>>
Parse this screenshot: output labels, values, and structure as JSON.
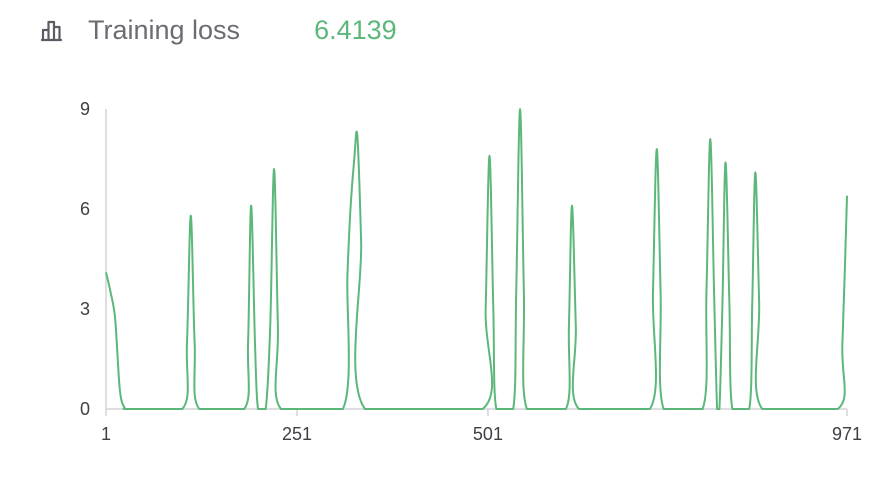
{
  "header": {
    "icon": "bar-chart-icon",
    "title": "Training loss",
    "value": "6.4139"
  },
  "colors": {
    "line": "#5cb87a",
    "value": "#5cb87a",
    "axis": "#d4d4d8",
    "icon": "#5b5b63"
  },
  "chart_data": {
    "type": "line",
    "title": "Training loss",
    "xlabel": "",
    "ylabel": "",
    "xlim": [
      1,
      971
    ],
    "ylim": [
      0,
      9
    ],
    "yticks": [
      0,
      3,
      6,
      9
    ],
    "xticks": [
      1,
      251,
      501,
      971
    ],
    "grid": false,
    "series": [
      {
        "values": [
          [
            1,
            4.1
          ],
          [
            7,
            3.5
          ],
          [
            13,
            2.7
          ],
          [
            19,
            0.6
          ],
          [
            25,
            0.05
          ],
          [
            31,
            0
          ],
          [
            101,
            0
          ],
          [
            107,
            2.0
          ],
          [
            112,
            5.8
          ],
          [
            117,
            2.0
          ],
          [
            123,
            0
          ],
          [
            182,
            0
          ],
          [
            187,
            2.0
          ],
          [
            191,
            6.1
          ],
          [
            196,
            2.0
          ],
          [
            200,
            0
          ],
          [
            210,
            0
          ],
          [
            216,
            2.5
          ],
          [
            221,
            7.2
          ],
          [
            226,
            2.5
          ],
          [
            230,
            0
          ],
          [
            311,
            0
          ],
          [
            317,
            4.0
          ],
          [
            321,
            6.0
          ],
          [
            326,
            7.5
          ],
          [
            330,
            8.2
          ],
          [
            335,
            5.0
          ],
          [
            340,
            0
          ],
          [
            494,
            0
          ],
          [
            498,
            3.0
          ],
          [
            503,
            7.6
          ],
          [
            508,
            3.0
          ],
          [
            512,
            0
          ],
          [
            534,
            0
          ],
          [
            538,
            3.5
          ],
          [
            543,
            9.0
          ],
          [
            548,
            3.5
          ],
          [
            552,
            0
          ],
          [
            603,
            0
          ],
          [
            607,
            2.5
          ],
          [
            611,
            6.1
          ],
          [
            616,
            2.5
          ],
          [
            620,
            0
          ],
          [
            713,
            0
          ],
          [
            717,
            3.5
          ],
          [
            722,
            7.8
          ],
          [
            727,
            3.5
          ],
          [
            731,
            0
          ],
          [
            782,
            0
          ],
          [
            787,
            3.5
          ],
          [
            792,
            8.1
          ],
          [
            797,
            3.5
          ],
          [
            801,
            0
          ],
          [
            804,
            0
          ],
          [
            808,
            3.2
          ],
          [
            812,
            7.4
          ],
          [
            817,
            3.2
          ],
          [
            821,
            0
          ],
          [
            843,
            0
          ],
          [
            847,
            3.2
          ],
          [
            851,
            7.1
          ],
          [
            856,
            3.2
          ],
          [
            860,
            0
          ],
          [
            959,
            0
          ],
          [
            965,
            2.0
          ],
          [
            971,
            6.4
          ]
        ]
      }
    ]
  }
}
<<
Pictures in the records should not appear in your copy, but everything else must be transcribed exactly.

▸ Response to the task:
Parse this screenshot: output labels, values, and structure as JSON.
{
  "header": {
    "icon": "bar-chart-icon",
    "title": "Training loss",
    "value": "6.4139"
  },
  "colors": {
    "line": "#5cb87a",
    "value": "#5cb87a",
    "axis": "#d4d4d8",
    "icon": "#5b5b63"
  },
  "chart_data": {
    "type": "line",
    "title": "Training loss",
    "xlabel": "",
    "ylabel": "",
    "xlim": [
      1,
      971
    ],
    "ylim": [
      0,
      9
    ],
    "yticks": [
      0,
      3,
      6,
      9
    ],
    "xticks": [
      1,
      251,
      501,
      971
    ],
    "grid": false,
    "series": [
      {
        "values": [
          [
            1,
            4.1
          ],
          [
            7,
            3.5
          ],
          [
            13,
            2.7
          ],
          [
            19,
            0.6
          ],
          [
            25,
            0.05
          ],
          [
            31,
            0
          ],
          [
            101,
            0
          ],
          [
            107,
            2.0
          ],
          [
            112,
            5.8
          ],
          [
            117,
            2.0
          ],
          [
            123,
            0
          ],
          [
            182,
            0
          ],
          [
            187,
            2.0
          ],
          [
            191,
            6.1
          ],
          [
            196,
            2.0
          ],
          [
            200,
            0
          ],
          [
            210,
            0
          ],
          [
            216,
            2.5
          ],
          [
            221,
            7.2
          ],
          [
            226,
            2.5
          ],
          [
            230,
            0
          ],
          [
            311,
            0
          ],
          [
            317,
            4.0
          ],
          [
            321,
            6.0
          ],
          [
            326,
            7.5
          ],
          [
            330,
            8.2
          ],
          [
            335,
            5.0
          ],
          [
            340,
            0
          ],
          [
            494,
            0
          ],
          [
            498,
            3.0
          ],
          [
            503,
            7.6
          ],
          [
            508,
            3.0
          ],
          [
            512,
            0
          ],
          [
            534,
            0
          ],
          [
            538,
            3.5
          ],
          [
            543,
            9.0
          ],
          [
            548,
            3.5
          ],
          [
            552,
            0
          ],
          [
            603,
            0
          ],
          [
            607,
            2.5
          ],
          [
            611,
            6.1
          ],
          [
            616,
            2.5
          ],
          [
            620,
            0
          ],
          [
            713,
            0
          ],
          [
            717,
            3.5
          ],
          [
            722,
            7.8
          ],
          [
            727,
            3.5
          ],
          [
            731,
            0
          ],
          [
            782,
            0
          ],
          [
            787,
            3.5
          ],
          [
            792,
            8.1
          ],
          [
            797,
            3.5
          ],
          [
            801,
            0
          ],
          [
            804,
            0
          ],
          [
            808,
            3.2
          ],
          [
            812,
            7.4
          ],
          [
            817,
            3.2
          ],
          [
            821,
            0
          ],
          [
            843,
            0
          ],
          [
            847,
            3.2
          ],
          [
            851,
            7.1
          ],
          [
            856,
            3.2
          ],
          [
            860,
            0
          ],
          [
            959,
            0
          ],
          [
            965,
            2.0
          ],
          [
            971,
            6.4
          ]
        ]
      }
    ]
  }
}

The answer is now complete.